- [Exercise details]:
Pictures stay out of the copy; set down each line of the listing below exactly.
— Start Data excerpts —
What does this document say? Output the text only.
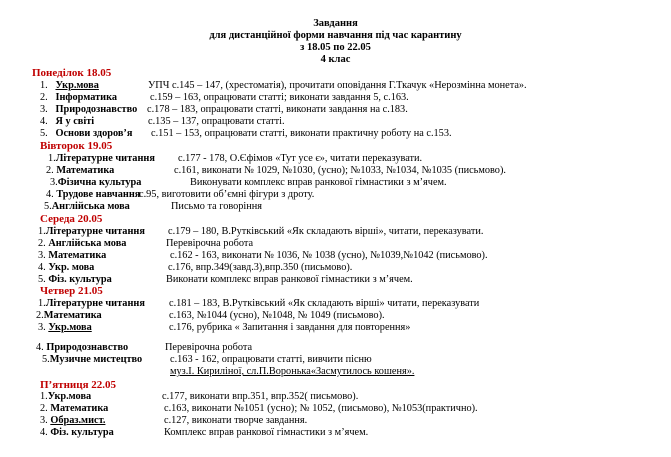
Завдання
для дистанційної форми навчання під час карантину
з 18.05 по 22.05
4 клас
Понеділок 18.05
1. Укр.мова	УПЧ с.145 – 147, (хрестоматія), прочитати оповідання Г.Ткачук «Нерозмінна монета».
2. Інформатика	с.159 – 163, опрацювати статті; виконати завдання 5, с.163.
3. Природознавство с.178 – 183, опрацювати статті, виконати завдання на с.183.
4. Я у світі	с.135 – 137, опрацювати статті.
5. Основи здоров’я с.151 – 153, опрацювати статті, виконати практичну роботу на с.153.
Вівторок 19.05
1.Літературне читання с.177 - 178, О.Єфімов «Тут усе є», читати переказувати.
2. Математика	с.161, виконати № 1029, №1030, (усно); №1033, №1034, №1035 (письмово).
3.Фізична культура	Виконувати комплекс вправ ранкової гімнастики з м’ячем.
4. Трудове навчання
с.95, виготовити об’ємні фігури з дроту.
5.Англійська мова	Письмо та говоріння
Середа 20.05
1.Літературне читання с.179 – 180, В.Рутківський «Як складають вірші», читати, переказувати.
2. Англійська мова	Перевірочна робота
3. Математика	с.162 - 163, виконати № 1036, № 1038 (усно), №1039,№1042 (письмово).
4. Укр. мова	с.176, впр.349(завд.3),впр.350 (письмово).
5. Фіз. культура	Виконати комплекс вправ ранкової гімнастики з м’ячем.
Четвер 21.05
1.Літературне читання с.181 – 183, В.Рутківський «Як складають вірші» читати, переказувати
2.Математика	с.163, №1044 (усно), №1048, № 1049 (письмово).
3. Укр.мова	с.176, рубрика « Запитання і завдання для повторення»
4. Природознавство	Перевірочна робота
5.Музичне мистецтво	с.163 - 162, опрацювати статті, вивчити пісню
муз.І. Кириліної, сл.П.Воронька«Засмутилось кошеня».
П’ятниця 22.05
1.Укр.мова	с.177, виконати впр.351, впр.352( письмово).
2. Математика	с.163, виконати №1051 (усно); № 1052, (письмово), №1053(практично).
3. Образ.мист.	с.127, виконати творче завдання.
4. Фіз. культура	Комплекс вправ ранкової гімнастики з м’ячем.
— End Data excerpts —
- [Exercise output]:
What does this document say? Output the text only.
Завдання
для дистанційної форми навчання під час карантину
з 18.05 по 22.05
4 клас
Понеділок 18.05
1. Укр.мова	УПЧ с.145 – 147, (хрестоматія), прочитати оповідання Г.Ткачук «Нерозмінна монета».
2. Інформатика	с.159 – 163, опрацювати статті; виконати завдання 5, с.163.
3. Природознавство с.178 – 183, опрацювати статті, виконати завдання на с.183.
4. Я у світі	с.135 – 137, опрацювати статті.
5. Основи здоров’я с.151 – 153, опрацювати статті, виконати практичну роботу на с.153.
Вівторок 19.05
1.Літературне читання с.177 - 178, О.Єфімов «Тут усе є», читати переказувати.
2. Математика	с.161, виконати № 1029, №1030, (усно); №1033, №1034, №1035 (письмово).
3.Фізична культура	Виконувати комплекс вправ ранкової гімнастики з м’ячем.
4. Трудове навчання
с.95, виготовити об’ємні фігури з дроту.
5.Англійська мова	Письмо та говоріння
Середа 20.05
1.Літературне читання с.179 – 180, В.Рутківський «Як складають вірші», читати, переказувати.
2. Англійська мова	Перевірочна робота
3. Математика	с.162 - 163, виконати № 1036, № 1038 (усно), №1039,№1042 (письмово).
4. Укр. мова	с.176, впр.349(завд.3),впр.350 (письмово).
5. Фіз. культура	Виконати комплекс вправ ранкової гімнастики з м’ячем.
Четвер 21.05
1.Літературне читання с.181 – 183, В.Рутківський «Як складають вірші» читати, переказувати
2.Математика	с.163, №1044 (усно), №1048, № 1049 (письмово).
3. Укр.мова	с.176, рубрика « Запитання і завдання для повторення»
4. Природознавство	Перевірочна робота
5.Музичне мистецтво	с.163 - 162, опрацювати статті, вивчити пісню
муз.І. Кириліної, сл.П.Воронька«Засмутилось кошеня».
П’ятниця 22.05
1.Укр.мова	с.177, виконати впр.351, впр.352( письмово).
2. Математика	с.163, виконати №1051 (усно); № 1052, (письмово), №1053(практично).
3. Образ.мист.	с.127, виконати творче завдання.
4. Фіз. культура	Комплекс вправ ранкової гімнастики з м’ячем.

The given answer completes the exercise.